◆ Stated goal
Go through the data below. List every line that holds the word "document".
━━━ Given data
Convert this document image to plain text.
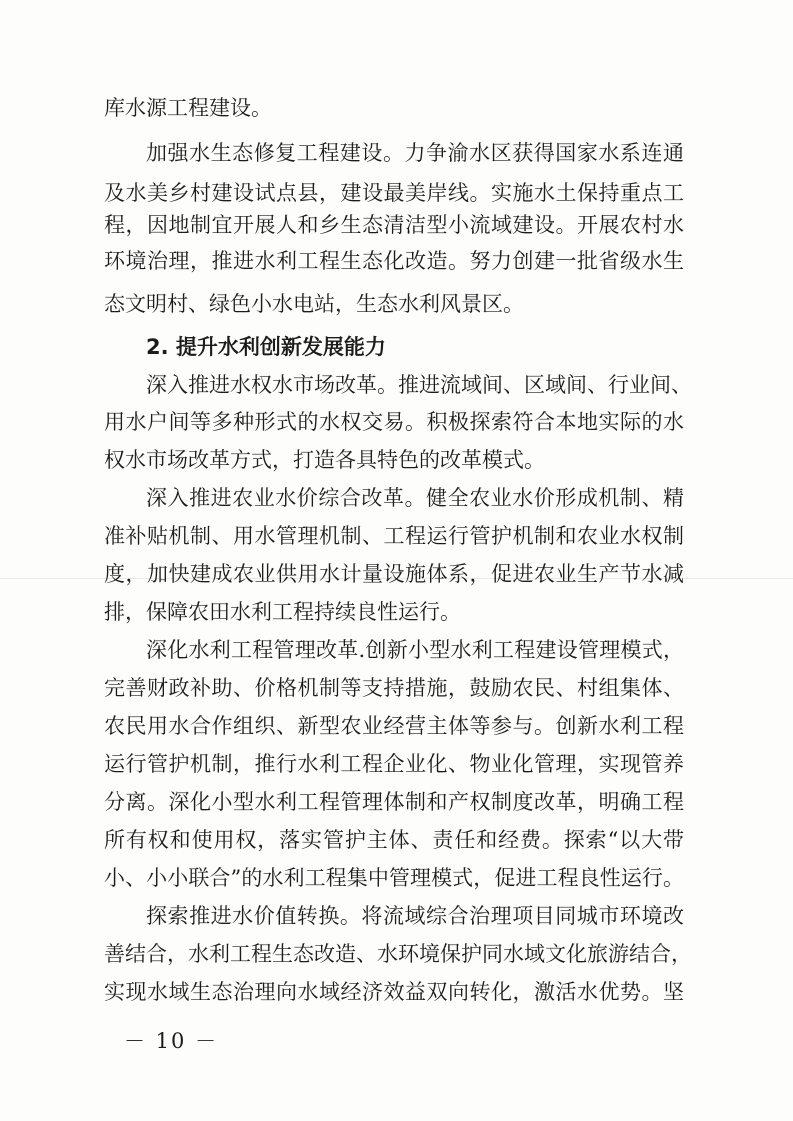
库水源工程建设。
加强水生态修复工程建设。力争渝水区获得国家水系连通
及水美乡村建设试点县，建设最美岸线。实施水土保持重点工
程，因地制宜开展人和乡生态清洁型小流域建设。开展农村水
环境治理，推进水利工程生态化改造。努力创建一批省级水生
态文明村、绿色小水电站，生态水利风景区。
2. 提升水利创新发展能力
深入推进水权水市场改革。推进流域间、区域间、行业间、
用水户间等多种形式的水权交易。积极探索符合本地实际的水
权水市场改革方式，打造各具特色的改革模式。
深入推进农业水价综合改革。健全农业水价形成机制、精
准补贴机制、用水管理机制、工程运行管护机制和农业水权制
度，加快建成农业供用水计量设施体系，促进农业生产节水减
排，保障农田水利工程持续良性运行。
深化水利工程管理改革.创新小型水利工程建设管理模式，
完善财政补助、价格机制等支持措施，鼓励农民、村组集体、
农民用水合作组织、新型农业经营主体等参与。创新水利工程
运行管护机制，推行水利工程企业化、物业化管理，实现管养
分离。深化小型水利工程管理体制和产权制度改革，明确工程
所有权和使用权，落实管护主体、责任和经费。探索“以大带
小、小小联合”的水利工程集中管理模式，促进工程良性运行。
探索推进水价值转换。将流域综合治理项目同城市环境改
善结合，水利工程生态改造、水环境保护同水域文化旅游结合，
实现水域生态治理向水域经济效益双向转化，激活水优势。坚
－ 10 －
━━━━━━
━━━ Given data
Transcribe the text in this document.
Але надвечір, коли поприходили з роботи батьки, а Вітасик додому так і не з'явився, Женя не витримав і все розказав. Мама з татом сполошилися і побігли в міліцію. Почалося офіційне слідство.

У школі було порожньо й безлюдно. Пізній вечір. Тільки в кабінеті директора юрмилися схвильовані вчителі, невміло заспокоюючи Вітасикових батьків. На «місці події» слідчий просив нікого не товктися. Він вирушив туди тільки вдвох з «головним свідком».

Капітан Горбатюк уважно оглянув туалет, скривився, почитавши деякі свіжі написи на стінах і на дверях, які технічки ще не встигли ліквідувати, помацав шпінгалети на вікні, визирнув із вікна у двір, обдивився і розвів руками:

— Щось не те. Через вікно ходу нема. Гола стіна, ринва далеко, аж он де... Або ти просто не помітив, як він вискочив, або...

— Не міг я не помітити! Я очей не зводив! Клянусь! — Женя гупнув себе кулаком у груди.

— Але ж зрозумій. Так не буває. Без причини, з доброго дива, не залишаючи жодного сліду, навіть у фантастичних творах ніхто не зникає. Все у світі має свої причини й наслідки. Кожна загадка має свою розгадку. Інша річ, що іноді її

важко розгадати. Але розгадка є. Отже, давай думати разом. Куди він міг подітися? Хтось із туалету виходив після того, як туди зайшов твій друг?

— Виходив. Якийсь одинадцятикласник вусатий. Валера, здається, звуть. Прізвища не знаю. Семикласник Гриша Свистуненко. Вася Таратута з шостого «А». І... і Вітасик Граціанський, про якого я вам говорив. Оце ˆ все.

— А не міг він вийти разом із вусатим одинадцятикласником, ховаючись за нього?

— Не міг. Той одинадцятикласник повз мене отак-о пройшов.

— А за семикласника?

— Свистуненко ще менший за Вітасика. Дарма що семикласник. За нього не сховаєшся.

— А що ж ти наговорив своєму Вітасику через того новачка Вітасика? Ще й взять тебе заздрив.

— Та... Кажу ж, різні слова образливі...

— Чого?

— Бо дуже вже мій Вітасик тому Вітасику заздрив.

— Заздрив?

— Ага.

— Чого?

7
━━━━━━
◆ Exercise solution
Convert this document image to plain text.
Transcribe the text in this document.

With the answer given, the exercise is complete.